PROBLEM 1: Copy out the lines of the listing from the line with "Patent image size: (612, 544)." up to and including the line with "The first portion 15a is at (218, 352).", unchanged.
>> BEGIN TEXT
Tuesday, December 8, 2009

Demo Sweat #8

I usually really enjoy putting these columns together, because I lived for a long time in a kind of musical wasteland. It's a constant pleasure to me how diverse, unpredictable, and fertile Austin's music scene is. And as I begin to travel more within the state, everywhere I go in Texas I find much the same thing, and I wonder why it took me so long to settle down here. Diverse people with varying interests making music in unexpected combinations -- that's why Texas played such a significant part in the music of the 20th century and will continue to loom large in the 21st. Not to mention the fact that the music fans here are friendly, unpretentious, and a lot more open-minded than I was raised to believe in northern cities. They do tend to freak out disproportionately about "cold" weather, but it's hard to get chesty about this when you're simply overjoyed about not having to shovel your car out of three feet of snow and ice each morning.
>> END TEXT
PROBLEM 2: According to the Demo Sweat #8 post, what do music fans in Texas tend to freak out disproportionately about?
>> BEGIN PROVIDED RECORDS
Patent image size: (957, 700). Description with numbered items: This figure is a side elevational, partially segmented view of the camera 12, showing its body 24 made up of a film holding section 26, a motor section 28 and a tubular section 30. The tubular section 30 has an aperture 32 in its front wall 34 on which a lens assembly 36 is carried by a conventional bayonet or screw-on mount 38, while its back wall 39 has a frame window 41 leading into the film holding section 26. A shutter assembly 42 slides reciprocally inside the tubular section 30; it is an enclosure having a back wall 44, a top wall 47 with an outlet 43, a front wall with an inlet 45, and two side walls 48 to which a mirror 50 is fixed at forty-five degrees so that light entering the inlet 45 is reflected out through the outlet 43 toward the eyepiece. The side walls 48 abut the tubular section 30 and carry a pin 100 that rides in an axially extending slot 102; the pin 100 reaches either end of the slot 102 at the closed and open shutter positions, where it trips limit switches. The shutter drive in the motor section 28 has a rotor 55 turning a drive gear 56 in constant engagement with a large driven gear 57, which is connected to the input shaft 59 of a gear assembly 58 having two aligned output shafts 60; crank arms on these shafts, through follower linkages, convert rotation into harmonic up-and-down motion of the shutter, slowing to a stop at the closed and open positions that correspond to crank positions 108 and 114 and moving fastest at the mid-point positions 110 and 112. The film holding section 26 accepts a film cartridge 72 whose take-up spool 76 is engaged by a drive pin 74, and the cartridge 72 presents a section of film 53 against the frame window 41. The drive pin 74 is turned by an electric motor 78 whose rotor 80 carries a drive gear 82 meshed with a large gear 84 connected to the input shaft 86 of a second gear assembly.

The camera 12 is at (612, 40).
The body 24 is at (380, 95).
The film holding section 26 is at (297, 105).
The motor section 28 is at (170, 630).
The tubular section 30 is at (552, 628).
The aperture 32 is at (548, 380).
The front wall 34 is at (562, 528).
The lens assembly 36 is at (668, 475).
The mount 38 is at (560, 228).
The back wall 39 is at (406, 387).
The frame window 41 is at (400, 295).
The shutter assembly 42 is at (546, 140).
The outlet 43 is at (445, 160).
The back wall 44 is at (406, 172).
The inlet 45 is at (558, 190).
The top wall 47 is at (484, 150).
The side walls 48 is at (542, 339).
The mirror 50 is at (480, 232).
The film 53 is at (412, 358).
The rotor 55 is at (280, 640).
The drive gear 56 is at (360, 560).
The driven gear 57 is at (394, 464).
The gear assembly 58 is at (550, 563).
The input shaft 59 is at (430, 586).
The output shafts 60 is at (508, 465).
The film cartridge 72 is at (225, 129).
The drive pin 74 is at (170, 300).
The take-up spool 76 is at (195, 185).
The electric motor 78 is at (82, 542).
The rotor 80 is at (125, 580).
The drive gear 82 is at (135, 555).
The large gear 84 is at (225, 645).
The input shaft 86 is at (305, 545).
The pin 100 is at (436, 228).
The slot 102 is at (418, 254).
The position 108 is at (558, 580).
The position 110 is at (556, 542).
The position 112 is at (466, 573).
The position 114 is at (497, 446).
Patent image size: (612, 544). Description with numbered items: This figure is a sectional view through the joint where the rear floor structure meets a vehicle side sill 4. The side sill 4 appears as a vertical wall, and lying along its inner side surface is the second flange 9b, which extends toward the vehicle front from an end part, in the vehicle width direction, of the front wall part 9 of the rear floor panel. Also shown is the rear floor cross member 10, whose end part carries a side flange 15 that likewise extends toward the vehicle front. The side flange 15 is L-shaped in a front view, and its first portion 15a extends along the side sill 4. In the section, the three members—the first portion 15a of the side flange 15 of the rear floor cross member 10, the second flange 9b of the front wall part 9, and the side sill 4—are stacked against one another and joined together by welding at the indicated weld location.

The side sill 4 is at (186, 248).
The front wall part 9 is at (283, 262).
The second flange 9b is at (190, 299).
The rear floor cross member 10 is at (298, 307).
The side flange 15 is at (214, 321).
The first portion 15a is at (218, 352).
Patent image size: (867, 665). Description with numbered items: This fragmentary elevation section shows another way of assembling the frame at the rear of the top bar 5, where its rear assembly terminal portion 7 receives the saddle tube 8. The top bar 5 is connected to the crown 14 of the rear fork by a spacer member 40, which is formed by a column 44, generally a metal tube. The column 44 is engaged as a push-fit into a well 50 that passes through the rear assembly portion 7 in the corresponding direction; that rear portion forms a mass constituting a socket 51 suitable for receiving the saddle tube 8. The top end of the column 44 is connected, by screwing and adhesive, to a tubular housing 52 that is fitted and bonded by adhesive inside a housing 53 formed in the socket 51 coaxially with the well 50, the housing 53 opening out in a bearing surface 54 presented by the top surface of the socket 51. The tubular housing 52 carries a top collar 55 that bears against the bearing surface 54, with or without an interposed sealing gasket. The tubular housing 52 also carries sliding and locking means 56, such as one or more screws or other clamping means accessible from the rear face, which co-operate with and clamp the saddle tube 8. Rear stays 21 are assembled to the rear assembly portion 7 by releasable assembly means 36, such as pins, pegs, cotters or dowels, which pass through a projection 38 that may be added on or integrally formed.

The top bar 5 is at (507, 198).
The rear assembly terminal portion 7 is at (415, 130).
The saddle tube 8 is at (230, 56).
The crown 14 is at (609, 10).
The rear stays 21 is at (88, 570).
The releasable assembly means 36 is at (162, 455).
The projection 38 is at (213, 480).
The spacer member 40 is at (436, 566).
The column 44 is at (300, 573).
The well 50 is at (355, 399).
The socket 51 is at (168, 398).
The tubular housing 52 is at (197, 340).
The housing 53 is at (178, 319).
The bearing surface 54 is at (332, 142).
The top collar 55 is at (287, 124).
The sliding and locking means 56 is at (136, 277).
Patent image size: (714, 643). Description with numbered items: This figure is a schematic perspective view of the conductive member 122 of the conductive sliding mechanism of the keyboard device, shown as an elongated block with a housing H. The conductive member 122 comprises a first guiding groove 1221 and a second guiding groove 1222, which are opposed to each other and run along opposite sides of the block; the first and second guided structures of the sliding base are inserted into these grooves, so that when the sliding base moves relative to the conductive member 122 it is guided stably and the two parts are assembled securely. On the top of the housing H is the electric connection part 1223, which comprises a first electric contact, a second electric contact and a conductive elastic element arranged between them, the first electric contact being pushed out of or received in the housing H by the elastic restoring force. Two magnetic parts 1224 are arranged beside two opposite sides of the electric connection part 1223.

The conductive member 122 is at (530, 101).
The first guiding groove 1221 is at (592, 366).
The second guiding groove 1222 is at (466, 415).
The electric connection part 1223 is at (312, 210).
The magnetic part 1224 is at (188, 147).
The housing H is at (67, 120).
>> END PROVIDED RECORDS
RESPONSE 1:
Patent image size: (612, 544). Description with numbered items: This figure is a sectional view through the joint where the rear floor structure meets a vehicle side sill 4. The side sill 4 appears as a vertical wall, and lying along its inner side surface is the second flange 9b, which extends toward the vehicle front from an end part, in the vehicle width direction, of the front wall part 9 of the rear floor panel. Also shown is the rear floor cross member 10, whose end part carries a side flange 15 that likewise extends toward the vehicle front. The side flange 15 is L-shaped in a front view, and its first portion 15a extends along the side sill 4. In the section, the three members—the first portion 15a of the side flange 15 of the rear floor cross member 10, the second flange 9b of the front wall part 9, and the side sill 4—are stacked against one another and joined together by welding at the indicated weld location.

The side sill 4 is at (186, 248).
The front wall part 9 is at (283, 262).
The second flange 9b is at (190, 299).
The rear floor cross member 10 is at (298, 307).
The side flange 15 is at (214, 321).
The first portion 15a is at (218, 352).

RESPONSE 2: They freak out disproportionately about "cold" weather.